What the exercise asks: Quote the records that follow in full, leaving the pictures out.

[Data items]
----
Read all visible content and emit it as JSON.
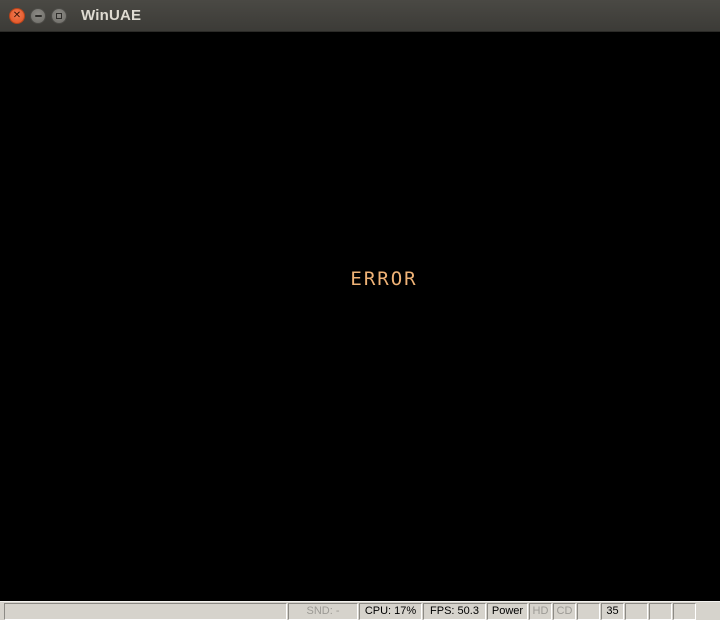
{
  "window": {
    "title": "WinUAE",
    "buttons": {
      "close_glyph": "✕"
    }
  },
  "screen": {
    "message": "ERROR",
    "background_color": "#000000",
    "text_color": "#f0b377"
  },
  "statusbar": {
    "message": "",
    "snd": "SND: -",
    "cpu": "CPU: 17%",
    "fps": "FPS: 50.3",
    "power": "Power",
    "hd": "HD",
    "cd": "CD",
    "drive0": "",
    "drive1": "35",
    "drive2": "",
    "drive3": "",
    "drive4": ""
  }
}
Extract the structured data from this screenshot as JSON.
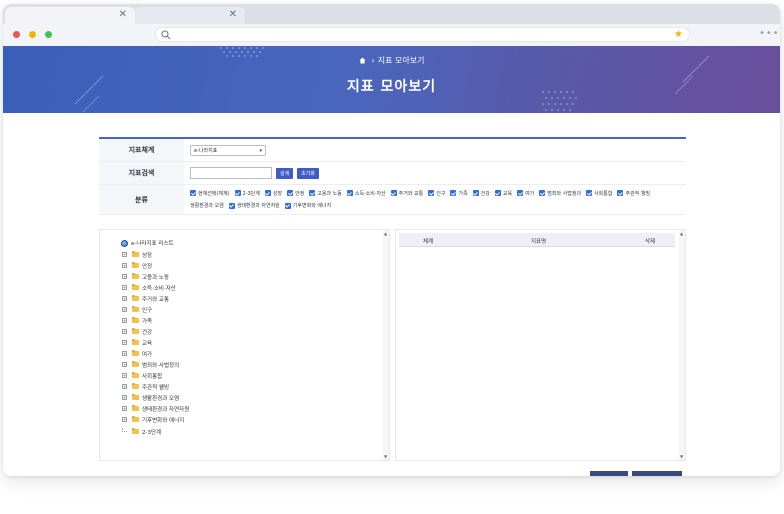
{
  "hero": {
    "breadcrumb": "지표 모아보기",
    "title": "지표 모아보기",
    "gradient_start": "#3a5fb8",
    "gradient_end": "#6a4f9c"
  },
  "filter": {
    "system": {
      "label": "지표체계",
      "selected": "e-나라지표"
    },
    "search": {
      "label": "지표검색",
      "value": "",
      "search_button": "검색",
      "reset_button": "초기화"
    },
    "category": {
      "label": "분류",
      "items": [
        "현재선택(체계)",
        "2-3단계",
        "성장",
        "안정",
        "고용과 노동",
        "소득·소비·자산",
        "주거와 교통",
        "인구",
        "가족",
        "건강",
        "교육",
        "여가",
        "범죄와 사법정의",
        "사회통합",
        "주관적 웰빙",
        "생활환경과 오염",
        "생태환경과 자연자원",
        "기후변화와 에너지"
      ]
    }
  },
  "tree": {
    "root": "e-나라지표 리스트",
    "items": [
      "성장",
      "안정",
      "고용과 노동",
      "소득·소비·자산",
      "주거와 교통",
      "인구",
      "가족",
      "건강",
      "교육",
      "여가",
      "범죄와 사법정의",
      "사회통합",
      "주관적 웰빙",
      "생활환경과 오염",
      "생태환경과 자연자원",
      "기후변화와 에너지"
    ],
    "last": "2-3단계"
  },
  "grid": {
    "columns": [
      "체계",
      "지표명",
      "삭제"
    ]
  },
  "colors": {
    "accent": "#3f5cc4",
    "checkbox": "#2f6de0",
    "folder": "#f2c14e"
  }
}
----
Solution to this problem:
Read all visible content and emit it as JSON.
{
  "window": {
    "title": "WinUAE",
    "buttons": {
      "close_glyph": "✕"
    }
  },
  "screen": {
    "message": "ERROR",
    "background_color": "#000000",
    "text_color": "#f0b377"
  },
  "statusbar": {
    "message": "",
    "snd": "SND: -",
    "cpu": "CPU: 17%",
    "fps": "FPS: 50.3",
    "power": "Power",
    "hd": "HD",
    "cd": "CD",
    "drive0": "",
    "drive1": "35",
    "drive2": "",
    "drive3": "",
    "drive4": ""
  }
}
Extract the structured data from this screenshot as JSON.
{
  "hero": {
    "breadcrumb": "지표 모아보기",
    "title": "지표 모아보기",
    "gradient_start": "#3a5fb8",
    "gradient_end": "#6a4f9c"
  },
  "filter": {
    "system": {
      "label": "지표체계",
      "selected": "e-나라지표"
    },
    "search": {
      "label": "지표검색",
      "value": "",
      "search_button": "검색",
      "reset_button": "초기화"
    },
    "category": {
      "label": "분류",
      "items": [
        "현재선택(체계)",
        "2-3단계",
        "성장",
        "안정",
        "고용과 노동",
        "소득·소비·자산",
        "주거와 교통",
        "인구",
        "가족",
        "건강",
        "교육",
        "여가",
        "범죄와 사법정의",
        "사회통합",
        "주관적 웰빙",
        "생활환경과 오염",
        "생태환경과 자연자원",
        "기후변화와 에너지"
      ]
    }
  },
  "tree": {
    "root": "e-나라지표 리스트",
    "items": [
      "성장",
      "안정",
      "고용과 노동",
      "소득·소비·자산",
      "주거와 교통",
      "인구",
      "가족",
      "건강",
      "교육",
      "여가",
      "범죄와 사법정의",
      "사회통합",
      "주관적 웰빙",
      "생활환경과 오염",
      "생태환경과 자연자원",
      "기후변화와 에너지"
    ],
    "last": "2-3단계"
  },
  "grid": {
    "columns": [
      "체계",
      "지표명",
      "삭제"
    ]
  },
  "colors": {
    "accent": "#3f5cc4",
    "checkbox": "#2f6de0",
    "folder": "#f2c14e"
  }
}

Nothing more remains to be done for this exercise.